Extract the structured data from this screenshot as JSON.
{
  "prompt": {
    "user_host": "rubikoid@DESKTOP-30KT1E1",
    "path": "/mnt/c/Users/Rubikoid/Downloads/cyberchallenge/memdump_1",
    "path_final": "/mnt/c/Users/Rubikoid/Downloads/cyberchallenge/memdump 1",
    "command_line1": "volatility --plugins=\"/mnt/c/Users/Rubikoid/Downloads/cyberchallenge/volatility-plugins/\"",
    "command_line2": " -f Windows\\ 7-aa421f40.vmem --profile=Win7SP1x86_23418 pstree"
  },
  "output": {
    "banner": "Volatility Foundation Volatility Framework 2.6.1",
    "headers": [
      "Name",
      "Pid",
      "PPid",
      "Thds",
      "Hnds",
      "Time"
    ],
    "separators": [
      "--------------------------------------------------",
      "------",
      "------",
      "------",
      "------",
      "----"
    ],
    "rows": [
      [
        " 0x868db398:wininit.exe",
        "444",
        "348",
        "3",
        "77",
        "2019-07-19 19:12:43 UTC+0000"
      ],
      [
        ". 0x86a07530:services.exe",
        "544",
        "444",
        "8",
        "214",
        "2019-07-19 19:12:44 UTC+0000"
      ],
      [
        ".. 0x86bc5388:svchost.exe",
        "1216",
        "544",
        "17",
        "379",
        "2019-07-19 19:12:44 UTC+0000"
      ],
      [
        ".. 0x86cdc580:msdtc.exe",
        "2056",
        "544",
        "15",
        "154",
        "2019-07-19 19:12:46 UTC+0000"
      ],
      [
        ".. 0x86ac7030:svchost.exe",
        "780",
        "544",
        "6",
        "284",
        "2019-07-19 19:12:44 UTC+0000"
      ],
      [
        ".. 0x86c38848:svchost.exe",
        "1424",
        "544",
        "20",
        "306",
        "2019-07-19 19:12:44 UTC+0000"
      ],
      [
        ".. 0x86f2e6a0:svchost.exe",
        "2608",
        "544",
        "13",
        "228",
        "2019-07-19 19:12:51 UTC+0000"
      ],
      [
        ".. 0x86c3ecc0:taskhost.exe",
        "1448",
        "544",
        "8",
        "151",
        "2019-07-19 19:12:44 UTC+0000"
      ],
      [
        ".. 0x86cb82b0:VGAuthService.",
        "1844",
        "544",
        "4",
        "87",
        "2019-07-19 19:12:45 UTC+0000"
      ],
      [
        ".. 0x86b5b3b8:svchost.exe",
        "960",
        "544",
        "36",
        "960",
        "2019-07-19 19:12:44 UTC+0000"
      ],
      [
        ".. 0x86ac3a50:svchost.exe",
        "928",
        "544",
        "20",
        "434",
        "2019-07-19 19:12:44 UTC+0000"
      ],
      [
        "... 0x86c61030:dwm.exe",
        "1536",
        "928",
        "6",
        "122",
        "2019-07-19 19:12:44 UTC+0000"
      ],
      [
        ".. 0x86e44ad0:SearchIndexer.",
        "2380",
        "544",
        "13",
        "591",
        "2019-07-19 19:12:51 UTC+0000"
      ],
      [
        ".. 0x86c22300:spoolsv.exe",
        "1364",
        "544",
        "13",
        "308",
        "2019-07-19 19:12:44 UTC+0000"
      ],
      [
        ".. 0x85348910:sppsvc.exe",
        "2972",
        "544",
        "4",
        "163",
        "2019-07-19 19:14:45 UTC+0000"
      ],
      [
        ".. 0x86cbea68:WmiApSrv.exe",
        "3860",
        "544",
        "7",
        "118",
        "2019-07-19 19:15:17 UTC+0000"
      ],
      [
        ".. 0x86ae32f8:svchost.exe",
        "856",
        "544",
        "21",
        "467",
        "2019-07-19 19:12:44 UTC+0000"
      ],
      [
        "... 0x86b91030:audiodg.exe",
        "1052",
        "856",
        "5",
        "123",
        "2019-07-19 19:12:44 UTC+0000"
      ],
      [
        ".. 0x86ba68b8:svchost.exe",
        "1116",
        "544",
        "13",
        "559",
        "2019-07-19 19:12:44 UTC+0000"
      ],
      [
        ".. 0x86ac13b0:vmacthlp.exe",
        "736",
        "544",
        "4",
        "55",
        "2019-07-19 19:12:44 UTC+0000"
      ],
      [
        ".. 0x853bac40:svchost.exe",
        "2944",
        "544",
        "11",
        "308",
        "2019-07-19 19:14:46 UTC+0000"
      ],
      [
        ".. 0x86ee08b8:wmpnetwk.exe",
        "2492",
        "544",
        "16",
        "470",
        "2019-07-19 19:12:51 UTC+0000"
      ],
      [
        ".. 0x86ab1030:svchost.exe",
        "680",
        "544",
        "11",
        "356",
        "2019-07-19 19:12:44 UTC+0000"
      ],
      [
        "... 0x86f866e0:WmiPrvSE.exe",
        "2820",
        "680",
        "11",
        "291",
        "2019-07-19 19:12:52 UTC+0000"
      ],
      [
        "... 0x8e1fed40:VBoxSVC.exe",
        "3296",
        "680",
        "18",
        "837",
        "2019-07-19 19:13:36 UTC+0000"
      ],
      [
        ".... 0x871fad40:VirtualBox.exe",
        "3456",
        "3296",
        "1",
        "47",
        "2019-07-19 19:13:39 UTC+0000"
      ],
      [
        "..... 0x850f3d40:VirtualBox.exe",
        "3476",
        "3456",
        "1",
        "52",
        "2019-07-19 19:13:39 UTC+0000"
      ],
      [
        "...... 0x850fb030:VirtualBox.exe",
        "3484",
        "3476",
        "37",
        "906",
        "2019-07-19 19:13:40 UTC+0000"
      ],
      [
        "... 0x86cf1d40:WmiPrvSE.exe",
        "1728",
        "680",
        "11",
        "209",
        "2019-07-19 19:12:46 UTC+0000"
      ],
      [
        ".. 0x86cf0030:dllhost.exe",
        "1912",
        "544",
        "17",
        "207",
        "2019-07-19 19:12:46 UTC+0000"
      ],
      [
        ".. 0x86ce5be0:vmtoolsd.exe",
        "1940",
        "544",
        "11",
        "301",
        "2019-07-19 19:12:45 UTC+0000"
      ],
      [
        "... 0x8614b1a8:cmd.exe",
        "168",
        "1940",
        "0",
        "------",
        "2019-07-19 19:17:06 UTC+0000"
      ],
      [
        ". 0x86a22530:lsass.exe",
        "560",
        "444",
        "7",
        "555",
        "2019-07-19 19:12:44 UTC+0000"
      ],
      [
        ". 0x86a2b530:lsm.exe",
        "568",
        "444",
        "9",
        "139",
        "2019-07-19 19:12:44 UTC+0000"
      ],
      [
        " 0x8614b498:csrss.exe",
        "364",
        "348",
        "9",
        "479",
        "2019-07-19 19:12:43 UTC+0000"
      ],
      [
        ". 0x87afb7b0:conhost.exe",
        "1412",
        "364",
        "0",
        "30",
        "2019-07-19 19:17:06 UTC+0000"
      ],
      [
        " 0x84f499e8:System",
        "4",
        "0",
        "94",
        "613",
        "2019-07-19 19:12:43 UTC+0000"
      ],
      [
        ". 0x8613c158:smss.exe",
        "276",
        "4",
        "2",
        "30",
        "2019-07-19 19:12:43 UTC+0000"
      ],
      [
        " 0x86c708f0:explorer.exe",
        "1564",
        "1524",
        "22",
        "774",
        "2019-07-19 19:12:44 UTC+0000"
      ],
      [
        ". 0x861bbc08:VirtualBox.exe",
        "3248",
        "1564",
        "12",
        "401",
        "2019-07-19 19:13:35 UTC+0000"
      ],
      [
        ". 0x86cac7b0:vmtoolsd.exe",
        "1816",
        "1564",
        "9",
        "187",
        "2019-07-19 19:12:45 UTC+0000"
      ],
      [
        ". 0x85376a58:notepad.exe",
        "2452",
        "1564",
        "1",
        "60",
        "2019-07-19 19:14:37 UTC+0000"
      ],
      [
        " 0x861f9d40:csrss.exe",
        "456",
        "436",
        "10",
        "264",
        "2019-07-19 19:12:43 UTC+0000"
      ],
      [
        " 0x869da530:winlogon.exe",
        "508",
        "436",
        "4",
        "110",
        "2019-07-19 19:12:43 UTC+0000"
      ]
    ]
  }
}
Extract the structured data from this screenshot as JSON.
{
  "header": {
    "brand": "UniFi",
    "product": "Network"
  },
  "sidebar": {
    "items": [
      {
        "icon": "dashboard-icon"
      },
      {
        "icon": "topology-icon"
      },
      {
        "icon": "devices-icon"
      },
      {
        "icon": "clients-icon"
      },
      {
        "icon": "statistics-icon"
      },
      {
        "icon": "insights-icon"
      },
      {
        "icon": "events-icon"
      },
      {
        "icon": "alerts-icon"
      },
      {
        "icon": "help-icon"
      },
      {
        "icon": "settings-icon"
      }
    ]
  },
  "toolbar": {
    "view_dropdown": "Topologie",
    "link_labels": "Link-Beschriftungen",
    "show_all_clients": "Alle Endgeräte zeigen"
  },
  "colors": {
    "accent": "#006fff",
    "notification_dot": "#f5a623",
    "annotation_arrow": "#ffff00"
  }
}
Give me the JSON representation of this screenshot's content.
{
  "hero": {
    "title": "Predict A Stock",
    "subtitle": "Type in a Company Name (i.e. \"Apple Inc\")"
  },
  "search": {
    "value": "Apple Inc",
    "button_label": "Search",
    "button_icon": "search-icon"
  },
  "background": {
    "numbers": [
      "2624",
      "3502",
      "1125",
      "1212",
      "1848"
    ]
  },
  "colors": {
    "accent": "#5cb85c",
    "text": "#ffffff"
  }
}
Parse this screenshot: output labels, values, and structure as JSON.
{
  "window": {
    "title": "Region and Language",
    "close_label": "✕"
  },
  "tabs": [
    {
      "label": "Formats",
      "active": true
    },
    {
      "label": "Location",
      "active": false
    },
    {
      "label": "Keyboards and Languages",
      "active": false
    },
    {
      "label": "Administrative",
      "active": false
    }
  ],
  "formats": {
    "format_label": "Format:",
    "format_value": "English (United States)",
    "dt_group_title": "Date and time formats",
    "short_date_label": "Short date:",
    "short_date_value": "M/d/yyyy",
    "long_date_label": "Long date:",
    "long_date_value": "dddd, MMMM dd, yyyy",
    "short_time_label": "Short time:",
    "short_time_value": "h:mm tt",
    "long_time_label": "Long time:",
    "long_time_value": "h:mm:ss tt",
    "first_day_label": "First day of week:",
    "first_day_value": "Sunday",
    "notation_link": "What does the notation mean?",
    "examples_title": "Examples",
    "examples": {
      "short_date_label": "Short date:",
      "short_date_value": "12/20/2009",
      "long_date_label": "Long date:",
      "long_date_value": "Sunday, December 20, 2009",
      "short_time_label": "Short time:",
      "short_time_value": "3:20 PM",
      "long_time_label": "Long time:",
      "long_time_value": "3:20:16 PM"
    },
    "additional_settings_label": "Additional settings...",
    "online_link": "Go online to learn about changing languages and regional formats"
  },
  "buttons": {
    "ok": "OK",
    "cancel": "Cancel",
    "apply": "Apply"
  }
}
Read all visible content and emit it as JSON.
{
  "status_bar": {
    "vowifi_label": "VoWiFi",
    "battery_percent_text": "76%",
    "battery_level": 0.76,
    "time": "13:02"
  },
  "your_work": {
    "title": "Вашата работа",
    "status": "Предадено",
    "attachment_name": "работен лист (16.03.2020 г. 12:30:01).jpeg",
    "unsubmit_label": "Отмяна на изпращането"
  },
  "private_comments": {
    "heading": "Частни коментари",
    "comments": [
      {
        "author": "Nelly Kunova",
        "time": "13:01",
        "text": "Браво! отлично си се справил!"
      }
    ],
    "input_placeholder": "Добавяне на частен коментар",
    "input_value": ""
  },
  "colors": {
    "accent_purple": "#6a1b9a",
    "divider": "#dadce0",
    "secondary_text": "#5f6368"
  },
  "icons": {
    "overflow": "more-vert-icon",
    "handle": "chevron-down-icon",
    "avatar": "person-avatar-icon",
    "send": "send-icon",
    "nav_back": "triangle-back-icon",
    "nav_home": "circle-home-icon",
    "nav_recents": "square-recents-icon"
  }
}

◆ Your instructions
Search the records for the word "VirtualBox" and copy every line where it occurs.

◆ Reply
        ".... 0x871fad40:VirtualBox.exe",
        "..... 0x850f3d40:VirtualBox.exe",
        "...... 0x850fb030:VirtualBox.exe",
        ". 0x861bbc08:VirtualBox.exe",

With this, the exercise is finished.